-------- Data listing

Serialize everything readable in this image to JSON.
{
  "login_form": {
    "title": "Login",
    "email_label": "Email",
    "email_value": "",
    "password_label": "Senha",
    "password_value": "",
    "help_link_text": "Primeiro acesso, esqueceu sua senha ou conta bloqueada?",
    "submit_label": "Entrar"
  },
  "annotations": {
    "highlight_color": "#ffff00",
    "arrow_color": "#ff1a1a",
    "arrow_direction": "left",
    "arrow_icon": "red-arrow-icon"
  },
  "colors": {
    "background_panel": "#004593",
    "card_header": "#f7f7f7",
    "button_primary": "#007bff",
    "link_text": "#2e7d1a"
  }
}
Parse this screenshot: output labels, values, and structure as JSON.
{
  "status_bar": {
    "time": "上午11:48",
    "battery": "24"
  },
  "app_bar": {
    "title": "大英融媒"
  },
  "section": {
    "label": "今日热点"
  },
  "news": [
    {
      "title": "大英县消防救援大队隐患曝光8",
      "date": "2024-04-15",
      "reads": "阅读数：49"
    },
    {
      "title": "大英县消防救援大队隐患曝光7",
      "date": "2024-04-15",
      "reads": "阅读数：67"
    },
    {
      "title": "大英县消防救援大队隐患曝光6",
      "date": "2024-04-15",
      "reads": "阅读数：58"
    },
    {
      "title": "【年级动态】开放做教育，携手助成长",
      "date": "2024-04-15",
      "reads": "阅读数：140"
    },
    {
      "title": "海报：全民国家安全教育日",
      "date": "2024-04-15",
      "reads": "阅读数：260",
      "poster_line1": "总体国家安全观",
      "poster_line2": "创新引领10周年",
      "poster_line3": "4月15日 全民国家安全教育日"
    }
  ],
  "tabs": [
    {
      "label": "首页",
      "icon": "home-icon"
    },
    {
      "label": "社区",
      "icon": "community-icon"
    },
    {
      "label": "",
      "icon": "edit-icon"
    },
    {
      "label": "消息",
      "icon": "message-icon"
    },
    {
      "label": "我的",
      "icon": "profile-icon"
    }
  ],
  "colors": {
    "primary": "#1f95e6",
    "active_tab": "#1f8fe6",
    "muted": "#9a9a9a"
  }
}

----------------

● **What this task involves**: In the entries above, find every line with the word "icon" and list it.

● **Full output**:
    "arrow_icon": "red-arrow-icon"
      "icon": "home-icon"
      "icon": "community-icon"
      "icon": "edit-icon"
      "icon": "message-icon"
      "icon": "profile-icon"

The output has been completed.